Given request
Please recast everything in the records below, from the line containing "header-separator: · [464,35,471,54]" down to and including the line containing "tweet-text-body: Whoever framed", as a Markdown table with the columns Row and Entry. Number each line in Row, put the line itself in Entry, and leave out blank lines.
* * * *
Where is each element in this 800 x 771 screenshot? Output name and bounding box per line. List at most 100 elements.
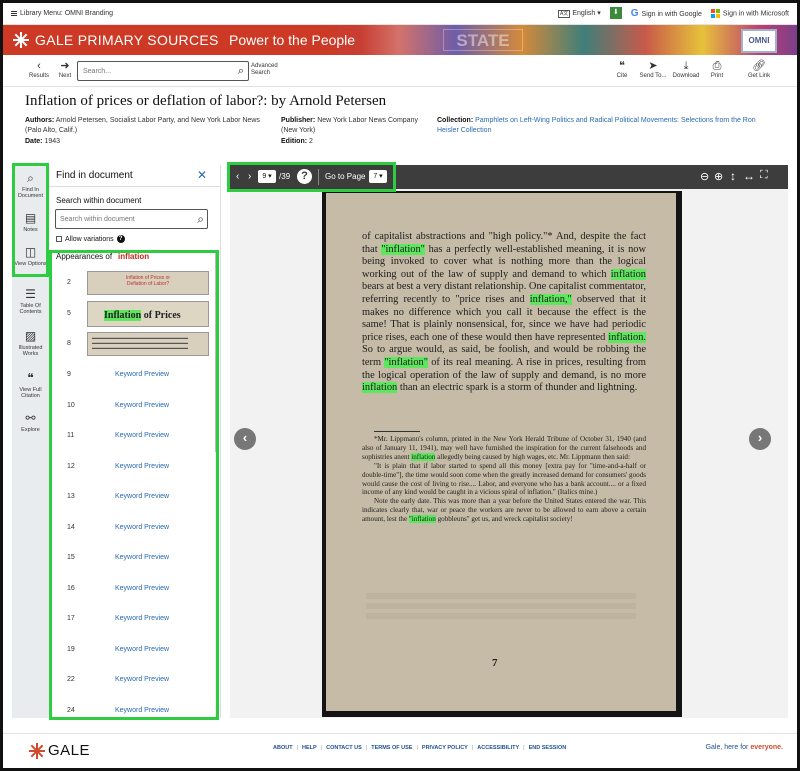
- google-icon: G: [630, 7, 639, 19]
- close-icon[interactable]: ✕: [197, 168, 207, 182]
- print-button[interactable]: ⎙ Print: [705, 60, 729, 79]
- footer-links: ABOUT | HELP | CONTACT US | TERMS OF USE | P…: [273, 745, 567, 751]
- language-selector[interactable]: A文 English ▾: [557, 9, 601, 18]
- publisher-field: Publisher: New York Labor News Company (…: [281, 117, 418, 134]
- download-icon: ⤓: [683, 60, 689, 72]
- fit-height-icon[interactable]: ↕: [730, 169, 736, 183]
- footer-link-contact[interactable]: CONTACT US: [326, 745, 362, 751]
- page-select[interactable]: 9 ▾: [258, 170, 276, 183]
- keyword-preview-link[interactable]: Keyword Preview: [115, 463, 169, 470]
- hamburger-icon: [11, 11, 17, 16]
- download-button[interactable]: ⤓ Download: [671, 60, 701, 79]
- brand-banner: STATE GALE PRIMARY SOURCES Power to the …: [3, 25, 797, 55]
- rail-view-options[interactable]: ◫ View Options: [12, 245, 49, 267]
- keyword-preview-link[interactable]: Keyword Preview: [115, 615, 169, 622]
- previous-page-button[interactable]: ‹: [234, 428, 256, 450]
- list-icon: ☰: [25, 287, 36, 301]
- advanced-search-link[interactable]: Advanced Search: [251, 63, 281, 77]
- search-within-input[interactable]: Search within document ⌕: [55, 209, 208, 229]
- fit-width-icon[interactable]: ↔: [743, 169, 755, 183]
- page-footnote: *Mr. Lippmann's column, printed in the N…: [362, 435, 646, 524]
- rail-table-of-contents[interactable]: ☰ Table Of Contents: [12, 287, 49, 315]
- rail-explore[interactable]: ⚯ Explore: [12, 411, 49, 433]
- gale-logo[interactable]: GALE PRIMARY SOURCES: [13, 32, 219, 48]
- keyword-preview-link[interactable]: Keyword Preview: [115, 585, 169, 592]
- rail-view-full-citation[interactable]: ❝ View Full Citation: [12, 371, 49, 399]
- fullscreen-icon[interactable]: ⛶: [760, 169, 768, 182]
- viewer-toolbar: ‹ › 9 ▾ /39 ? Go to Page 7 ▾ ⊖ ⊕ ↕ ↔ ⛶: [230, 165, 788, 189]
- keyword-preview-link[interactable]: Keyword Preview: [115, 676, 169, 683]
- result-thumbnail[interactable]: Inflation of Prices or Deflation of Labo…: [87, 271, 209, 295]
- help-icon[interactable]: ?: [116, 235, 125, 243]
- keyword-preview-link[interactable]: Keyword Preview: [115, 554, 169, 561]
- divider: [49, 186, 221, 187]
- find-in-document-panel: Find in document ✕ Search within documen…: [49, 165, 221, 718]
- microsoft-signin[interactable]: Sign in with Microsoft: [710, 8, 789, 18]
- library-menu[interactable]: Library Menu: OMNI Branding: [11, 10, 113, 17]
- arrow-right-circle-icon: ➜: [60, 60, 70, 72]
- cite-button[interactable]: ❝ Cite: [611, 60, 633, 79]
- google-signin[interactable]: G Sign in with Google: [631, 8, 702, 19]
- footer-link-accessibility[interactable]: ACCESSIBILITY: [477, 745, 519, 751]
- footer-link-help[interactable]: HELP: [302, 745, 317, 751]
- next-button[interactable]: ➜ Next: [55, 60, 75, 79]
- search-icon: ⌕: [27, 171, 34, 185]
- omni-logo[interactable]: OMNI: [741, 29, 777, 53]
- chevron-left-icon: ‹: [37, 60, 41, 72]
- footer-link-about[interactable]: ABOUT: [273, 745, 293, 751]
- keyword-preview-link[interactable]: Keyword Preview: [115, 707, 169, 714]
- footnote-rule: [374, 431, 420, 432]
- get-link-button[interactable]: 🔗︎ Get Link: [743, 60, 775, 79]
- help-icon[interactable]: ?: [297, 169, 312, 184]
- rail-find-in-document[interactable]: ⌕ Find In Document: [12, 171, 49, 199]
- search-icon[interactable]: ⌕: [197, 212, 204, 227]
- gale-footer-logo[interactable]: GALE: [29, 742, 90, 759]
- results-scrollbar[interactable]: [215, 252, 219, 718]
- date-field: Date: 1943: [25, 138, 61, 145]
- collection-link[interactable]: Pamphlets on Left-Wing Politics and Radi…: [437, 117, 756, 134]
- search-input[interactable]: Search... ⌕: [77, 61, 249, 81]
- results-button[interactable]: ‹ Results: [27, 60, 51, 79]
- send-to-button[interactable]: ➤ Send To...: [639, 60, 667, 79]
- keyword-highlight: "inflation": [381, 243, 425, 255]
- banner-tagline: Power to the People: [229, 32, 356, 48]
- rail-notes[interactable]: ▤ Notes: [12, 211, 49, 233]
- keyword-preview-link[interactable]: Keyword Preview: [115, 371, 169, 378]
- footer-link-terms[interactable]: TERMS OF USE: [371, 745, 412, 751]
- result-page-number: 8: [67, 340, 71, 347]
- result-thumbnail[interactable]: ▬▬▬▬▬▬▬▬▬▬▬▬▬▬▬▬▬▬▬▬▬▬▬▬ ▬▬▬▬▬▬▬▬▬▬▬▬▬▬▬▬…: [87, 332, 209, 356]
- keyword-highlight: inflation,": [529, 293, 572, 305]
- search-icon[interactable]: ⌕: [238, 65, 244, 78]
- allow-variations-checkbox[interactable]: [56, 236, 62, 242]
- go-to-page-select[interactable]: 7 ▾: [369, 170, 387, 183]
- microsoft-icon: [710, 8, 720, 18]
- rail-illustrated-works[interactable]: ▨ Illustrated Works: [12, 329, 49, 357]
- edition-field: Edition: 2: [281, 138, 313, 145]
- banner-artwork: [323, 25, 797, 55]
- allow-variations-row: Allow variations ?: [56, 235, 125, 243]
- next-page-button[interactable]: ›: [749, 428, 771, 450]
- gale-snowflake-icon: [13, 32, 29, 48]
- top-utility-bar: Library Menu: OMNI Branding A文 English ▾ …: [3, 3, 797, 25]
- translate-icon: A文: [557, 10, 571, 18]
- keyword-highlight: inflation: [411, 452, 436, 461]
- keyword-preview-link[interactable]: Keyword Preview: [115, 493, 169, 500]
- keyword-preview-link[interactable]: Keyword Preview: [115, 402, 169, 409]
- download-app-icon[interactable]: ⬇: [609, 7, 622, 19]
- keyword-term: inflation: [118, 252, 150, 261]
- footer-link-end-session[interactable]: END SESSION: [529, 745, 567, 751]
- page-image: of capitalist abstractions and "high pol…: [322, 191, 682, 717]
- prev-page-icon[interactable]: ‹: [236, 171, 239, 182]
- footer-link-privacy[interactable]: PRIVACY POLICY: [422, 745, 468, 751]
- banner-artwork-text: STATE: [443, 29, 523, 51]
- next-page-icon[interactable]: ›: [248, 171, 251, 182]
- keyword-highlight: "inflation: [408, 515, 436, 524]
- keyword-preview-link[interactable]: Keyword Preview: [115, 524, 169, 531]
- zoom-out-icon[interactable]: ⊖: [700, 170, 709, 183]
- print-icon: ⎙: [712, 60, 722, 72]
- keyword-preview-link[interactable]: Keyword Preview: [115, 646, 169, 653]
- keyword-preview-link[interactable]: Keyword Preview: [115, 432, 169, 439]
- keyword-highlight: inflation: [610, 268, 646, 280]
- result-thumbnail[interactable]: Inflation of Prices: [87, 301, 209, 327]
- zoom-in-icon[interactable]: ⊕: [714, 170, 723, 183]
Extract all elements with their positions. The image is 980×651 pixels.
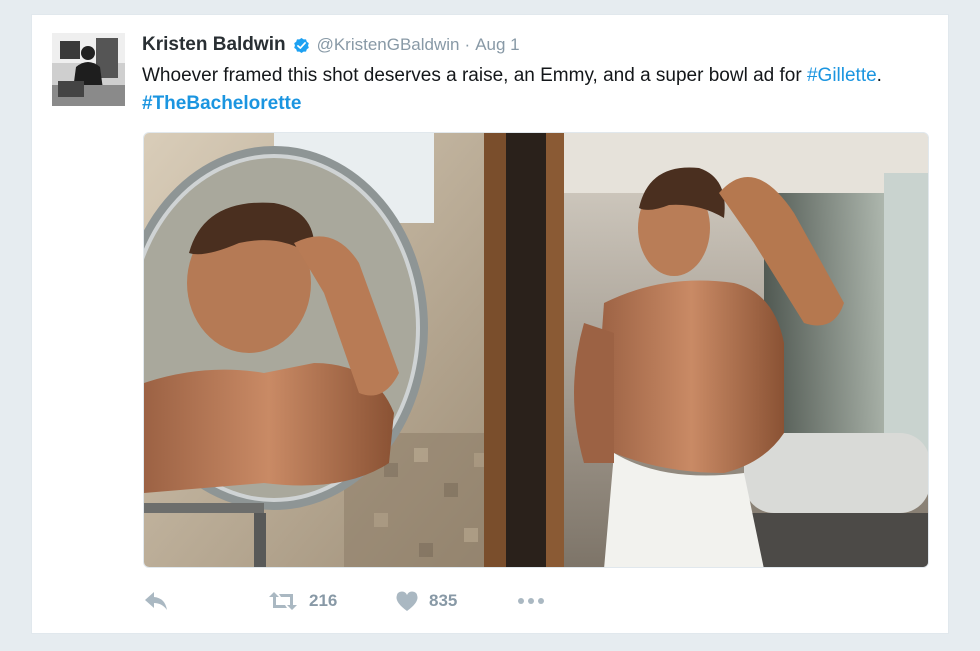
header-separator: · [464,35,471,54]
tweet-date[interactable]: Aug 1 [475,35,519,55]
more-options-button[interactable] [516,588,548,614]
like-count: 835 [429,591,458,610]
retweet-count: 216 [309,591,338,610]
hashtag-gillette[interactable]: #Gillette [807,65,877,86]
avatar-image [52,33,125,106]
verified-badge-icon [292,36,311,55]
tweet-actions: 216 835 [143,588,643,614]
author-handle[interactable]: @KristenGBaldwin [317,35,460,55]
reply-button[interactable] [143,588,169,614]
reply-icon [143,590,169,612]
tweet-header: Kristen Baldwin @KristenGBaldwin · Aug 1 [142,33,520,57]
like-button[interactable]: 835 [395,588,457,614]
tweet-card[interactable]: Kristen Baldwin @KristenGBaldwin · Aug 1… [31,14,949,634]
more-icon [516,597,548,605]
retweet-button[interactable]: 216 [267,588,337,614]
heart-icon [395,590,419,612]
tweet-media-image[interactable] [143,132,929,568]
author-name[interactable]: Kristen Baldwin [142,34,286,56]
tweet-text-separator: . [876,65,882,86]
tweet-text: Whoever framed this shot deserves a rais… [142,62,932,118]
tweet-text-body: Whoever framed this shot deserves a rais… [142,65,807,86]
hashtag-thebachelorette[interactable]: #TheBachelorette [142,93,301,114]
retweet-icon [267,590,299,612]
avatar[interactable] [52,33,125,106]
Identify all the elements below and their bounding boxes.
* * * *
Solution for this problem
| Row | Entry |
|---|---|
| 1 | header-separator: · [464,35,471,54] |
| 2 | tweet-date[interactable]: Aug 1 [475,35,519,55] |
| 3 | more-options-button[interactable] [516,588,548,614] |
| 4 | like-count: 835 [429,591,458,610] |
| 5 | retweet-count: 216 [309,591,338,610] |
| 6 | hashtag-gillette[interactable]: #Gillette [807,65,877,86] |
| 7 | avatar-image [52,33,125,106] |
| 8 | verified-badge-icon [292,36,311,55] |
| 9 | tweet-actions: 216 835 [143,588,643,614] |
| 10 | author-handle[interactable]: @KristenGBaldwin [317,35,460,55] |
| 11 | reply-button[interactable] [143,588,169,614] |
| 12 | reply-icon [143,590,169,612] |
| 13 | tweet-header: Kristen Baldwin @KristenGBaldwin · Aug 1 [142,33,520,57] |
| 14 | like-button[interactable]: 835 [395,588,457,614] |
| 15 | tweet-card[interactable]: Kristen Baldwin @KristenGBaldwin · Aug 1… [31,14,949,634] |
| 16 | more-icon [516,597,548,605] |
| 17 | retweet-button[interactable]: 216 [267,588,337,614] |
| 18 | heart-icon [395,590,419,612] |
| 19 | tweet-media-image[interactable] [143,132,929,568] |
| 20 | author-name[interactable]: Kristen Baldwin [142,34,286,56] |
| 21 | tweet-text-separator: . [876,65,882,86] |
| 22 | tweet-text: Whoever framed this shot deserves a rais… [142,62,932,118] |
| 23 | tweet-text-body: Whoever framed this shot deserves a rais… [142,65,807,86] |